Travail à faire:
Recopiez fidèlement, dans le texte sur le Tancrède de Campra, tout le passage qui va de « Pour notre époque » jusqu'à « sens pour nous. ».

Carnets sur sol

   Écoutes (et nouveautés) | INDEX (très partiel) | Agenda concerts & comptes-rendus | Playlists & Podcasts | Instantanés (Diaire sur sol)


Tancrède de Campra, sur scène – Schneebeli, Tavernier, Avignon-Versailles 2014


Pour des considérations sur l'œuvre elle-même, on peut se reporter aux notules citées dans celle-ci.


La fin de l'acte III, le début de l'acte IV, la fin de l'acte V à Avignon.


1. L'œuvre à l'épreuve de la scène

Tancrède a été l'une des œuvres les plus reprises, hors Lully, de l'histoire de l'opéra d'Ancien Régime. Il y a peu d'autres exemples de tels succès (et un autre sera redonné l'an prochain). On se rend mal compte, sans doute, des critères qui ont poussé au succès ou à la chute des œuvres, surtout dans cette période étrange de la fin du règne de Louis XIV et de la Régence, où, libérés de la nécessité de plaire directement au Prince, les créateurs pouvaient explorer de nouveaux aspects : les œuvres dotées de bons livrets tombaient parce que trop audacieuses (musicalement surtout), tandis que les pastorales et les opéras ballets à entrées triomphaient. Tancrède est l'une des rares œuvres à sujet sérieux de cette période qui ait remporté un succès réellement éclatant.


L'apparition de l'Ombre de Didon dans Énée & Lavinie de Collasse (bel opéra, sur un remarquable livret de Fontenelle). Dessin de Jean Berain à la plume (encre brune), au lavis gris et brun, avec des traces de pierre noire (1690).
Sélectionné pour illustrer les enchantements de la forêt à l'acte III.


Pour notre époque qui déprécie les formes récurrentes (l'une des vertus capitales des artistes étant l'innovation, concept qui de plus en plus central depuis le XIXe siècle), il est difficile de prendre du plaisir à ces ballets interruptifs trop divertissants (même si les librettistes s'efforcent de les rattacher à l'action, ils ne sont presque jamais des pantomimes, et encore moins des paroxysmes dramatiques), particulièrement les pastorales un peu molles, exaltant un cliché champêtre qui n'a plus de sens pour nous.

Matériel recueilli:
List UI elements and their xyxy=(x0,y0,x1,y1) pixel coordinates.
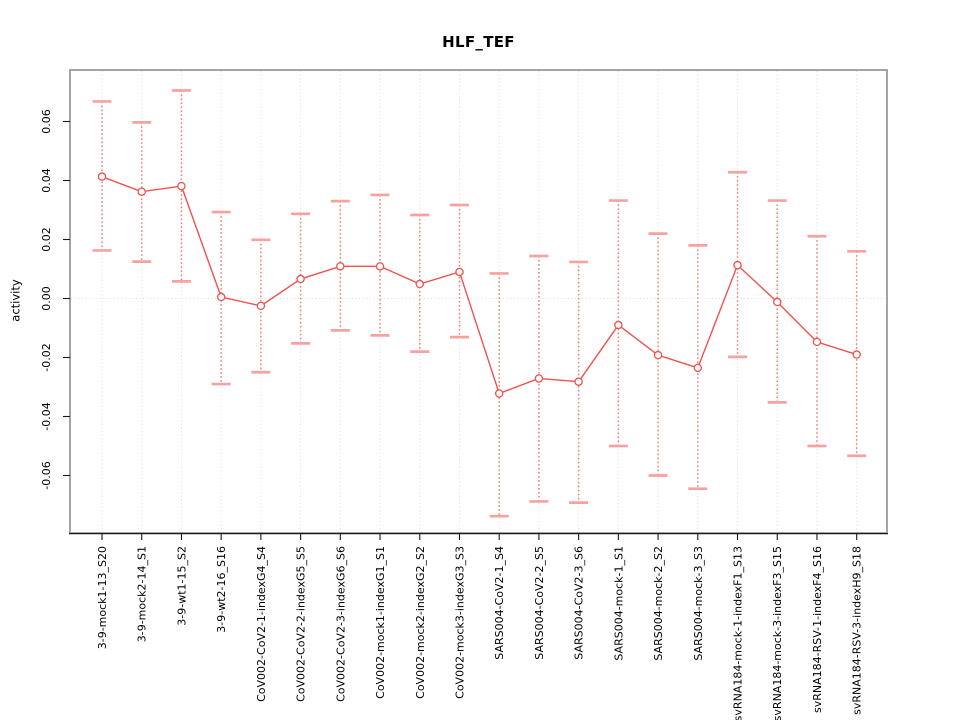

Corrigé:
Pour notre époque qui déprécie les formes récurrentes (l'une des vertus capitales des artistes étant l'innovation, concept qui de plus en plus central depuis le XIXe siècle), il est difficile de prendre du plaisir à ces ballets interruptifs trop divertissants (même si les librettistes s'efforcent de les rattacher à l'action, ils ne sont presque jamais des pantomimes, et encore moins des paroxysmes dramatiques), particulièrement les pastorales un peu molles, exaltant un cliché champêtre qui n'a plus de sens pour nous.